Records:

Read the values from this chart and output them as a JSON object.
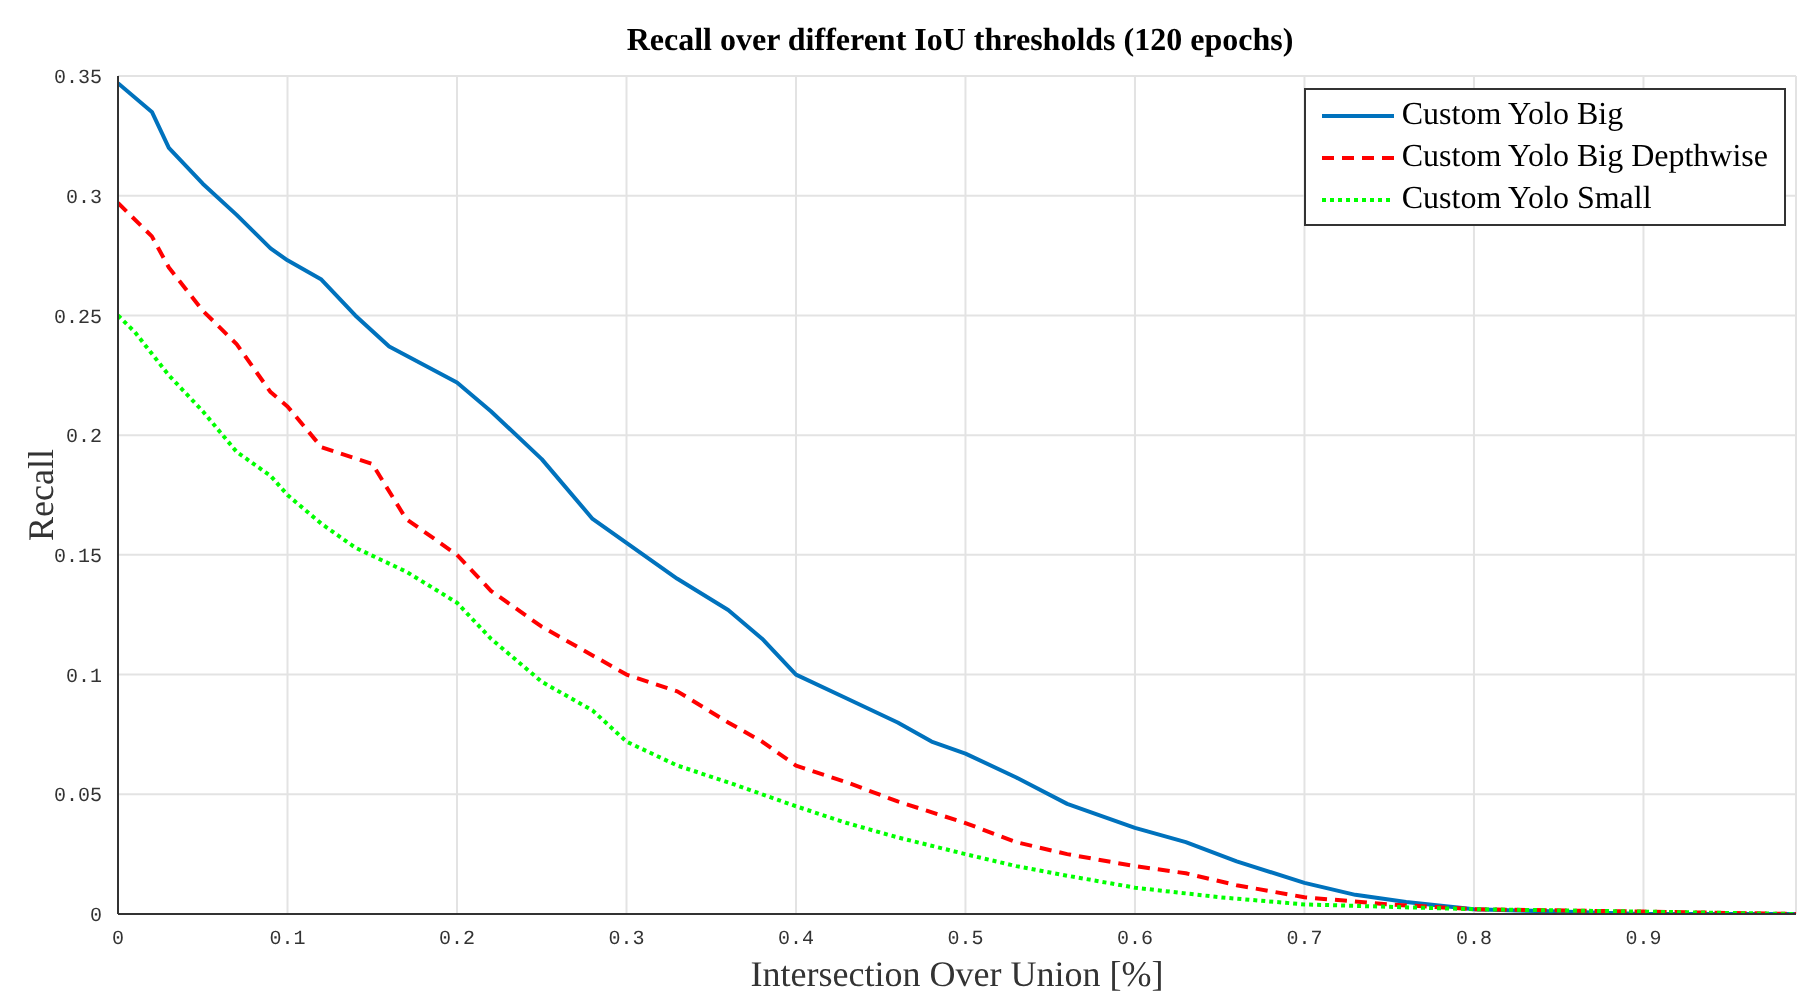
{
  "chart_data": {
    "type": "line",
    "title": "Recall over different IoU thresholds (120 epochs)",
    "xlabel": "Intersection Over Union [%]",
    "ylabel": "Recall",
    "xlim": [
      0,
      0.99
    ],
    "ylim": [
      0,
      0.35
    ],
    "xticks": [
      0,
      0.1,
      0.2,
      0.3,
      0.4,
      0.5,
      0.6,
      0.7,
      0.8,
      0.9
    ],
    "yticks": [
      0,
      0.05,
      0.1,
      0.15,
      0.2,
      0.25,
      0.3,
      0.35
    ],
    "grid": true,
    "legend": "top right",
    "marker": "none",
    "x": [
      0,
      0.02,
      0.03,
      0.05,
      0.07,
      0.09,
      0.1,
      0.12,
      0.14,
      0.16,
      0.2,
      0.22,
      0.25,
      0.28,
      0.3,
      0.33,
      0.36,
      0.38,
      0.4,
      0.43,
      0.46,
      0.48,
      0.5,
      0.53,
      0.56,
      0.6,
      0.63,
      0.66,
      0.7,
      0.73,
      0.76,
      0.8,
      0.85,
      0.9,
      0.99
    ],
    "series": [
      {
        "name": "Custom Yolo Big",
        "color": "#0072bd",
        "line_style": "solid",
        "values": [
          0.347,
          0.335,
          0.32,
          0.305,
          0.292,
          0.278,
          0.273,
          0.265,
          0.25,
          0.237,
          0.222,
          0.21,
          0.19,
          0.165,
          0.155,
          0.14,
          0.127,
          0.115,
          0.1,
          0.09,
          0.08,
          0.072,
          0.067,
          0.057,
          0.046,
          0.036,
          0.03,
          0.022,
          0.013,
          0.008,
          0.005,
          0.002,
          0.001,
          0,
          0
        ]
      },
      {
        "name": "Custom Yolo Big Depthwise",
        "color": "#ff0000",
        "line_style": "dashed",
        "x": [
          0,
          0.02,
          0.03,
          0.05,
          0.07,
          0.09,
          0.1,
          0.12,
          0.15,
          0.17,
          0.2,
          0.22,
          0.25,
          0.28,
          0.3,
          0.33,
          0.36,
          0.38,
          0.4,
          0.43,
          0.46,
          0.5,
          0.53,
          0.56,
          0.6,
          0.63,
          0.66,
          0.7,
          0.75,
          0.8,
          0.9,
          0.99
        ],
        "values": [
          0.297,
          0.283,
          0.27,
          0.252,
          0.238,
          0.218,
          0.212,
          0.195,
          0.188,
          0.165,
          0.15,
          0.135,
          0.12,
          0.108,
          0.1,
          0.093,
          0.08,
          0.072,
          0.062,
          0.055,
          0.047,
          0.038,
          0.03,
          0.025,
          0.02,
          0.017,
          0.012,
          0.007,
          0.004,
          0.002,
          0.001,
          0
        ]
      },
      {
        "name": "Custom Yolo Small",
        "color": "#00ff00",
        "line_style": "dotted",
        "x": [
          0,
          0.01,
          0.03,
          0.05,
          0.07,
          0.09,
          0.1,
          0.12,
          0.14,
          0.17,
          0.2,
          0.22,
          0.25,
          0.28,
          0.3,
          0.33,
          0.36,
          0.4,
          0.43,
          0.46,
          0.5,
          0.53,
          0.56,
          0.6,
          0.65,
          0.7,
          0.8,
          0.9,
          0.99
        ],
        "values": [
          0.25,
          0.243,
          0.225,
          0.21,
          0.193,
          0.183,
          0.175,
          0.163,
          0.153,
          0.143,
          0.13,
          0.115,
          0.097,
          0.085,
          0.072,
          0.062,
          0.055,
          0.045,
          0.038,
          0.032,
          0.025,
          0.02,
          0.016,
          0.011,
          0.007,
          0.004,
          0.002,
          0.001,
          0
        ]
      }
    ]
  }
}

**THE PROBLEM**
Count every line in the data that contains the word "Recall", then give that count and nothing else.

**RESULT OF THE TASK**
2